## Excerpt
* * * * * * * * *

Marion Woodman is 81. Dignified, but no hard edges. It’s all these privilege words that come to me: aristocratic, noble.. Marion started by thanking the presenters, and, two minutes in, it was time for me to leave. Still I felt filled just to see this presence!

Tuesday I arrived early, again, to make the most... Through the long window I saw Marion Woodman arriving. I went to the foyer. Found her free. Offered her a copy of my poetry chapbook, “Incarnations”. A pleasant, but not significant, meeting.
     That morning Ms. Woodman was to lead a plenium workshop. Move the chairs, she said. Lie on the floor. Find a dream image.
     
Now, I couldn’t find a decent recent dream image, but a childhood nightmare came to mind. A ten, an impressive dream about a great hole, and I’m on a ledge inside it, to deep to escape… and then I drifted off. (I’ll have to ask Jill about the workshop!)

So to my paper delivery. An audience of six! And it didn’t take 22 minutes. It only took 18. I could have gone slower. Oh. Anticlimax. But I have the paper to post on my website where who, where who will read it?
     My co-deliverer in this session had some interesting things to say about consciousness from Yogic-psychology perspective. I’ll blog it later.
     And in a little workshop in the afternoon it was pointed out that in speech it is vowel that carry most of the emotion.

* * * * * * * * *

## Required tasks
1 > In the Marion Woodman blog post, what is the title of the poetry chapbook the writer offered her?
2 > Copy the Marion Woodman blog post word for word from "Tuesday I arrived" to "a dream image.".
3 > Write what comes next in the Marion Woodman blog post, picking up after its final sentence.

* * * * * * * * *

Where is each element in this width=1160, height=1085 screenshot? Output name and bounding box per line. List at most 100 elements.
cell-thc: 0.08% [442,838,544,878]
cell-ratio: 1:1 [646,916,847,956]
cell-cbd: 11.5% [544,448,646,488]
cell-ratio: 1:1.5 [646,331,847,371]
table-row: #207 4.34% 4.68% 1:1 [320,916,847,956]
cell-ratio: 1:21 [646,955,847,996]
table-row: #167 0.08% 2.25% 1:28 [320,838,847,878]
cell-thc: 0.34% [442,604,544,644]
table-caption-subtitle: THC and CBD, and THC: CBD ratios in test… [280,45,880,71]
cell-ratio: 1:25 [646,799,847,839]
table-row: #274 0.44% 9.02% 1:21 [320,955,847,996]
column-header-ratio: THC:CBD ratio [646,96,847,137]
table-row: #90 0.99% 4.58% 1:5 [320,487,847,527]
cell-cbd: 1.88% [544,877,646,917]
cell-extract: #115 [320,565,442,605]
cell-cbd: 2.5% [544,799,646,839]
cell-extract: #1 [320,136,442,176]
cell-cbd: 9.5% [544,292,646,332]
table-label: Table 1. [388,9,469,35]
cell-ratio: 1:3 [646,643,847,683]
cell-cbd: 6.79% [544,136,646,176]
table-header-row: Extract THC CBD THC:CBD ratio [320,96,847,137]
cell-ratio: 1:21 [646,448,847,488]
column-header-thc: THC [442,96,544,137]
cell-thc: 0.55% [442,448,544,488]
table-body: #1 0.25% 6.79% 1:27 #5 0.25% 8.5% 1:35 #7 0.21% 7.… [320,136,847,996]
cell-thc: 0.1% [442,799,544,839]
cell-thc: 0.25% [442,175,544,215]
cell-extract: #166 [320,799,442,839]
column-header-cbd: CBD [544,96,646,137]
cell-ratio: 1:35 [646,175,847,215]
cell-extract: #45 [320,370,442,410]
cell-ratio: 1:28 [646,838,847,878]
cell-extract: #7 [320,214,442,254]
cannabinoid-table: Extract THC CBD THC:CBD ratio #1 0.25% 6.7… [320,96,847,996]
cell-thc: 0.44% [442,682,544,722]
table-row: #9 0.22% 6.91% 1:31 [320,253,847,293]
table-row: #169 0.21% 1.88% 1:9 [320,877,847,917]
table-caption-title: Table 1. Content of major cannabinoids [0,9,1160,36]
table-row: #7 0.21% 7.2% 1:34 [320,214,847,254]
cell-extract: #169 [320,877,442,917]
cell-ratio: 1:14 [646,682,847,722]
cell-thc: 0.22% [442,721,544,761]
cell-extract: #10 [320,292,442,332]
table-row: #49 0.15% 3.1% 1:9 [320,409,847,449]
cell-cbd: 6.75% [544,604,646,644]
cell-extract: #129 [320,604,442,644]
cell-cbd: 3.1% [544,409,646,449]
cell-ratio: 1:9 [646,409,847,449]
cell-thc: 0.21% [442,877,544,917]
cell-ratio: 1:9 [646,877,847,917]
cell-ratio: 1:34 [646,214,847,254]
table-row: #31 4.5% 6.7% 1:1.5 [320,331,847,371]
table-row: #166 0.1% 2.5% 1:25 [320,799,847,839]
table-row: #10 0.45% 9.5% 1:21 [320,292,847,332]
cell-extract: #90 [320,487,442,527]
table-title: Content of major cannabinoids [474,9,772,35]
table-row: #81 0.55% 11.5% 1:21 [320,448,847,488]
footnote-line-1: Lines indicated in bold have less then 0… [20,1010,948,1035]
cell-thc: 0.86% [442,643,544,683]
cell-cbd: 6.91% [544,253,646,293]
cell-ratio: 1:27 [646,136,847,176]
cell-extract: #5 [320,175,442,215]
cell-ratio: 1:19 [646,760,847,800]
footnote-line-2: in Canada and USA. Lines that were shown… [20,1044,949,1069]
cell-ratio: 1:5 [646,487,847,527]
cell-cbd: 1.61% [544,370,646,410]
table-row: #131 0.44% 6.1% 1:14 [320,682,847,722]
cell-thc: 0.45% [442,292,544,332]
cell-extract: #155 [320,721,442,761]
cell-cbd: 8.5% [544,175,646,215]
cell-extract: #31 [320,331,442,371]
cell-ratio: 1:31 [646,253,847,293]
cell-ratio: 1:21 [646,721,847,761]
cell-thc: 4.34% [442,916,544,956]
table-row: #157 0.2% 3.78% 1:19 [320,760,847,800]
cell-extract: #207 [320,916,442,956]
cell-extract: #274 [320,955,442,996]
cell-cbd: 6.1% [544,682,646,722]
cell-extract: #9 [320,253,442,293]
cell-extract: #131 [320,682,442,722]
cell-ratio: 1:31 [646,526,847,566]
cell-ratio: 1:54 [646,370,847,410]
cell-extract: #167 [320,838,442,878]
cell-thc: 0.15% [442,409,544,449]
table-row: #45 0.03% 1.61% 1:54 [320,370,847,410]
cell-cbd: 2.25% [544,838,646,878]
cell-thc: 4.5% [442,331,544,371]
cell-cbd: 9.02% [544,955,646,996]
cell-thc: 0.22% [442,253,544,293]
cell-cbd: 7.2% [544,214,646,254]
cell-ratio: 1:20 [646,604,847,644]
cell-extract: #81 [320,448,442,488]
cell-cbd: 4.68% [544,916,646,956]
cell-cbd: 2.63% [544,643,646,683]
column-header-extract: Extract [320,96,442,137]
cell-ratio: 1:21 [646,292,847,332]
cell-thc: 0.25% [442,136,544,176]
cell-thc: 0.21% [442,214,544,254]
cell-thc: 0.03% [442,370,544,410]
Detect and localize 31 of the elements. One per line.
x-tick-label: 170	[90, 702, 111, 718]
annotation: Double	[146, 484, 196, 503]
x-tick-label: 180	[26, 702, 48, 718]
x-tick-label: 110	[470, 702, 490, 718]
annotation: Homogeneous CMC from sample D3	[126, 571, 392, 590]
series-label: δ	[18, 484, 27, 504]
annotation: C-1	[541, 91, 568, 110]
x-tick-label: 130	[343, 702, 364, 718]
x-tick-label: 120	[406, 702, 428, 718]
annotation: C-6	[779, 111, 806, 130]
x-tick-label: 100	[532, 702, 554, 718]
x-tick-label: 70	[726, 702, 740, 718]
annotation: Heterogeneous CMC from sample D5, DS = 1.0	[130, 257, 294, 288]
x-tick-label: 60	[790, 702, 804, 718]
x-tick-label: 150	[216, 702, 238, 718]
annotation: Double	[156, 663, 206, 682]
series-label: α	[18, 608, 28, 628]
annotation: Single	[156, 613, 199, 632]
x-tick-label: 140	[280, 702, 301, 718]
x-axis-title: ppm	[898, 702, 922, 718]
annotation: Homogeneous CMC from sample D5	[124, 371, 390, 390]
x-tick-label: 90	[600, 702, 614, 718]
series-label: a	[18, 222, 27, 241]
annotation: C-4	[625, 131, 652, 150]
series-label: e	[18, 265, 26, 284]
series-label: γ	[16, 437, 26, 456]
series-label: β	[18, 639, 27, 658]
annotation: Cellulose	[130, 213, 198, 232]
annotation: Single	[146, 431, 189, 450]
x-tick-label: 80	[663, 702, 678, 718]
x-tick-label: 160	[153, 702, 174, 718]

* * * * * * * * *

## Answers
1 > "Incarnations"

2 >
Tuesday I arrived early, again, to make the most... Through the long window I saw Marion Woodman arriving. I went to the foyer. Found her free. Offered her a copy of my poetry chapbook, “Incarnations”. A pleasant, but not significant, meeting.
     That morning Ms. Woodman was to lead a plenium workshop. Move the chairs, she said. Lie on the floor. Find a dream image.

3 >
     So I learned stuff, a bit. And I met people, a few. And it was a good conference. But now it was over. My incisive paper unheard, virtually. I’d read to half a dozen pairs of ears and the wind, bit I was making a much better go of it. I was making the best.

So finally I’m in the foyer - time to go home - and I think I’ll just take one last look in the library where all the plenium session were. .

Marion Woodman was sitting in an armchair, in the library, talking to a middle-aged follower or protégé, who was gushing and saying good-bye. Two younger enthusiasts, whom I knew from the conference, warm people, sat near. Their was space on the sofa opposite Marion, so I sat. The leave-taker finished and left and Ms. Woodman turned to me. “You wanted to talk to me?”

“Well yes, but I have no context,” I said.

She beckoned me over. “So what brings you here,” she asked.

I told her of my friend’s invitation and my paper on mind body dialogue. “That’s an important subject,” said Marion. “Do you have a spare copy.”

Yes! Instant karma for my (relatively) good attitude. I had to glow. What better audience could I ask for?

We talked for five, ten minutes. Mostly I talked, trying to elaborate very briefly on my thought that spirit is actively suppressing “scientific investigation” into the fringes of science and the paranormal (I will write of this at more length). And then Marion Woodman said to me, with just a little pomp (perhaps she introduced it with, “I’ve something to tell you”). “In any meeting,” she said, “the most powerful presence there is the unconscious.”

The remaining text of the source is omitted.